— START Record excerpts —

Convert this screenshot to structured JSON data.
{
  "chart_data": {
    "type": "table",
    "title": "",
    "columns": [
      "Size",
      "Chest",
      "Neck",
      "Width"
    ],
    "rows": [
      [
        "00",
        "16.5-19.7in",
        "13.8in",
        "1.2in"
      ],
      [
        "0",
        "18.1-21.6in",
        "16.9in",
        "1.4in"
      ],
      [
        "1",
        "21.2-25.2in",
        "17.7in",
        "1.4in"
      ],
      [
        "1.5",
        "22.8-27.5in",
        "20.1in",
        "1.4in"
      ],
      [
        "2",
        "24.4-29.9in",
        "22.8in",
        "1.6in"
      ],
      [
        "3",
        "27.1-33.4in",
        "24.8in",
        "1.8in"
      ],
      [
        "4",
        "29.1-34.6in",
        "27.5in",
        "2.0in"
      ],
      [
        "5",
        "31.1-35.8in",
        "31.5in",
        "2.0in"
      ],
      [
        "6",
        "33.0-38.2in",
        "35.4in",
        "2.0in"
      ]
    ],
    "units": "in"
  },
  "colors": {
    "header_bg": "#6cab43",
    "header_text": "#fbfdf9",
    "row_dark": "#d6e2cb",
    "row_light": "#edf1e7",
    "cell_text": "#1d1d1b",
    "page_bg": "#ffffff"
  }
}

— END Record excerpts —
— START Record excerpts —

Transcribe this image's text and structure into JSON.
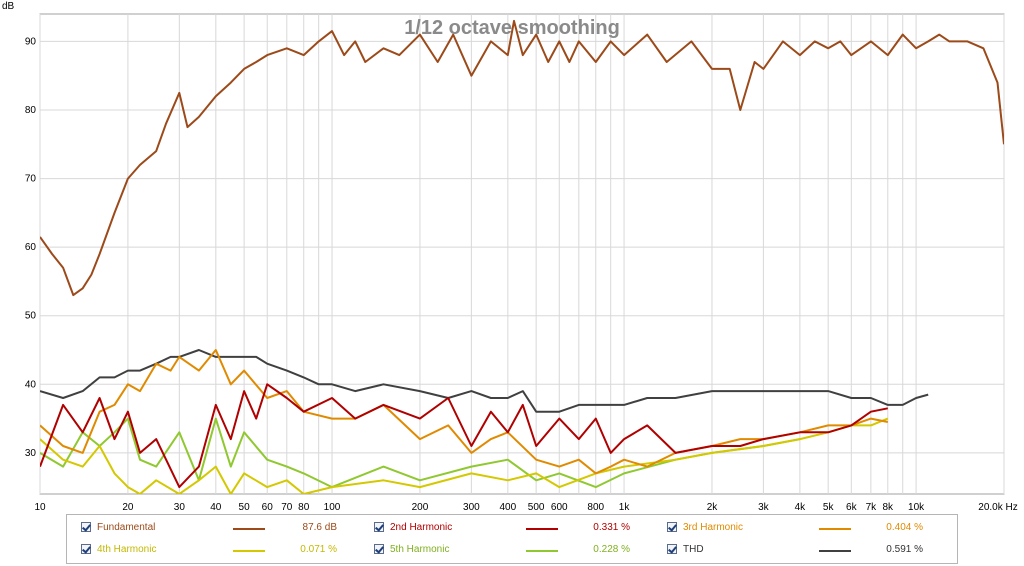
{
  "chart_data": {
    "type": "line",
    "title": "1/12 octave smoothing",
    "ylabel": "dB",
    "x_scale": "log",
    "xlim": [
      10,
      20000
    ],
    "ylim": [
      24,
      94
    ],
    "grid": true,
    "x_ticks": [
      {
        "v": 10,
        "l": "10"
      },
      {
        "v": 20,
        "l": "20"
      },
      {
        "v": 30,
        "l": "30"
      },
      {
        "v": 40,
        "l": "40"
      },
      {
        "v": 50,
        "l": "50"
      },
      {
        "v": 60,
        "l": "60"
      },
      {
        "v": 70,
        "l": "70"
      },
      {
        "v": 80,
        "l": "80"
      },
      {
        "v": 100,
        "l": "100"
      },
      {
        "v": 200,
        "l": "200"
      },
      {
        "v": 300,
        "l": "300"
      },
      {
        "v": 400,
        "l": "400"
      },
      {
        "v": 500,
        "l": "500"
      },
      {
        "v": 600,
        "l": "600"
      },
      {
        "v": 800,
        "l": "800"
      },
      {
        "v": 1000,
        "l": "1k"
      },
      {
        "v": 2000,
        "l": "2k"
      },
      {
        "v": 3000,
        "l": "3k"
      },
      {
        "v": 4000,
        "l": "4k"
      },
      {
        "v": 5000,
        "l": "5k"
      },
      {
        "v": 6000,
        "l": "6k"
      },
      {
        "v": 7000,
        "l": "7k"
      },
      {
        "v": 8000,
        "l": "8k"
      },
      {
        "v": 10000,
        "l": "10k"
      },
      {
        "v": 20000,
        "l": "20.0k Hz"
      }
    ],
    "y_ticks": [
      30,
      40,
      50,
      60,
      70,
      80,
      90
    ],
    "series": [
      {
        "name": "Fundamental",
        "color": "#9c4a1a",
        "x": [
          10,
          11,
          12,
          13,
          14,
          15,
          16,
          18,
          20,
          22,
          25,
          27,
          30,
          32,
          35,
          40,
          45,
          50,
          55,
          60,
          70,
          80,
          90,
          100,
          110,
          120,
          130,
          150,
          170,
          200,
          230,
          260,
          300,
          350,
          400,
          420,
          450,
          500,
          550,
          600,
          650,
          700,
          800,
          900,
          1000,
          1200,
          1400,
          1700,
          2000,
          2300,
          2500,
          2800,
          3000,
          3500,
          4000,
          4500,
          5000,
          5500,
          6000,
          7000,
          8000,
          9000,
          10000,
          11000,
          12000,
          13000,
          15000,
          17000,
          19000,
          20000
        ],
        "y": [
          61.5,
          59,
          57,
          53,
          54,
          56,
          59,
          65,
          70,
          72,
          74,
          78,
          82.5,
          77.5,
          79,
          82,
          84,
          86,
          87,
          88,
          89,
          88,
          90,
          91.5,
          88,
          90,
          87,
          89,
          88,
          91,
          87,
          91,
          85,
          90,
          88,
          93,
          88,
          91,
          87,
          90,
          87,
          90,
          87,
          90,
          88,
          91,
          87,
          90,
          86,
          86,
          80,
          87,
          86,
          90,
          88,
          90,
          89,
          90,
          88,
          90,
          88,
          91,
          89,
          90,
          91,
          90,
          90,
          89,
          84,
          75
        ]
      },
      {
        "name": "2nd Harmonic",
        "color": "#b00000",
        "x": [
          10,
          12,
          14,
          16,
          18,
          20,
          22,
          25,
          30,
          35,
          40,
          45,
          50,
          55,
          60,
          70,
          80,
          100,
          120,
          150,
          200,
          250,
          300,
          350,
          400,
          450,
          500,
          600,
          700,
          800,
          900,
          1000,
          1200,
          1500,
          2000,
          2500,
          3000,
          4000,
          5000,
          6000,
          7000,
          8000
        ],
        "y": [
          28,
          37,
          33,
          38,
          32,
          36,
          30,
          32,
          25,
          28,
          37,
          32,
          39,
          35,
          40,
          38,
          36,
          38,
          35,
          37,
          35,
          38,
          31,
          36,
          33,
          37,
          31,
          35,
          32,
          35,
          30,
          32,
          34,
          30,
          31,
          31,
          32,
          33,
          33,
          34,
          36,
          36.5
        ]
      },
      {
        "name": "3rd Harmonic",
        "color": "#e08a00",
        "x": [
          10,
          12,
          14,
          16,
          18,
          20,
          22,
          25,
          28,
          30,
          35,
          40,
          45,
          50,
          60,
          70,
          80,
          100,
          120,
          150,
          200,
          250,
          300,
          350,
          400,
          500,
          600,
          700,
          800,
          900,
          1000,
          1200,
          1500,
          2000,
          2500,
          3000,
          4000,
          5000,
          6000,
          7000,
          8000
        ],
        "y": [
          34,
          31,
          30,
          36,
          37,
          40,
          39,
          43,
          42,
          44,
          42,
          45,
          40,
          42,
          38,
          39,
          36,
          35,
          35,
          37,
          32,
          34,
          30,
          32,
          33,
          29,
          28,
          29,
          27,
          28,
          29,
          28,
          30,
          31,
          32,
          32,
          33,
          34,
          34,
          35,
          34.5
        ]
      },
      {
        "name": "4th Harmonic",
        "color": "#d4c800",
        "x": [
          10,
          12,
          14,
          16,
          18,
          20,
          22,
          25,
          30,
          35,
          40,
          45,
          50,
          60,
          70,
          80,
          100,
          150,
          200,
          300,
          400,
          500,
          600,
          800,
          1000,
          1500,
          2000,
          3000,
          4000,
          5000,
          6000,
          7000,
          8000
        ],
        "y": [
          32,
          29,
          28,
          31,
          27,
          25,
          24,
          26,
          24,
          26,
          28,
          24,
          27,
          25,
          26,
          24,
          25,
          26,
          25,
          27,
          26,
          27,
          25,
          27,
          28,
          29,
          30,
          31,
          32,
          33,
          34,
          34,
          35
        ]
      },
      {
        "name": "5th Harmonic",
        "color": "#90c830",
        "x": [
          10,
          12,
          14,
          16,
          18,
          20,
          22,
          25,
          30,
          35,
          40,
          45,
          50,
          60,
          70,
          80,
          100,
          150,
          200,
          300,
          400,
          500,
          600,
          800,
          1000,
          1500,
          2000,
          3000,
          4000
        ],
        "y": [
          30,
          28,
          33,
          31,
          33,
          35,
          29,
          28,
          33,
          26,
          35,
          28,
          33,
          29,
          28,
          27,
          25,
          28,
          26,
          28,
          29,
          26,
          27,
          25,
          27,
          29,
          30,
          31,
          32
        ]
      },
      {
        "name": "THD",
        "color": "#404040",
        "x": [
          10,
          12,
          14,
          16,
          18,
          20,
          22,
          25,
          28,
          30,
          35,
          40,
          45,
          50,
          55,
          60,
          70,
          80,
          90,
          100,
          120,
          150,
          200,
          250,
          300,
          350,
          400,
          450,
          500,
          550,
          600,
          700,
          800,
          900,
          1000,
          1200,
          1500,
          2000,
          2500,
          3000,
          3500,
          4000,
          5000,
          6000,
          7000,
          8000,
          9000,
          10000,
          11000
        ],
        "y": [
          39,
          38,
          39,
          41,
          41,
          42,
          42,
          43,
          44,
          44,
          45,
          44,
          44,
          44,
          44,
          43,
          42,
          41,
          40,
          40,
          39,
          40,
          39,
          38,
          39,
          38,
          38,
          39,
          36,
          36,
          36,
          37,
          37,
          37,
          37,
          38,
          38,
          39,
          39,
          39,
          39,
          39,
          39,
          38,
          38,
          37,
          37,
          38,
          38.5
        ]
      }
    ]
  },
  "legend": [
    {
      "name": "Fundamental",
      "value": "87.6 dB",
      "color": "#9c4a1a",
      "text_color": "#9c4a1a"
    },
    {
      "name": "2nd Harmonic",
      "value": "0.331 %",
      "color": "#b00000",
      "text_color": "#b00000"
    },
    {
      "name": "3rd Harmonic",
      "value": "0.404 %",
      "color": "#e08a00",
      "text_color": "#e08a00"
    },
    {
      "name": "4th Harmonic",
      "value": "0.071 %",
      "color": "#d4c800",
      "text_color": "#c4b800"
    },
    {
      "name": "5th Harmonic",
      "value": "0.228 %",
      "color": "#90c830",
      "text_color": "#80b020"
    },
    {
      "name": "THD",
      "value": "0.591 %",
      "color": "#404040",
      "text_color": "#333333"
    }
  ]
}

— END Record excerpts —

[Instruction] In the entries above, how many lines hold the word "JSON"? State the number and nothing else.

[Finished task] 2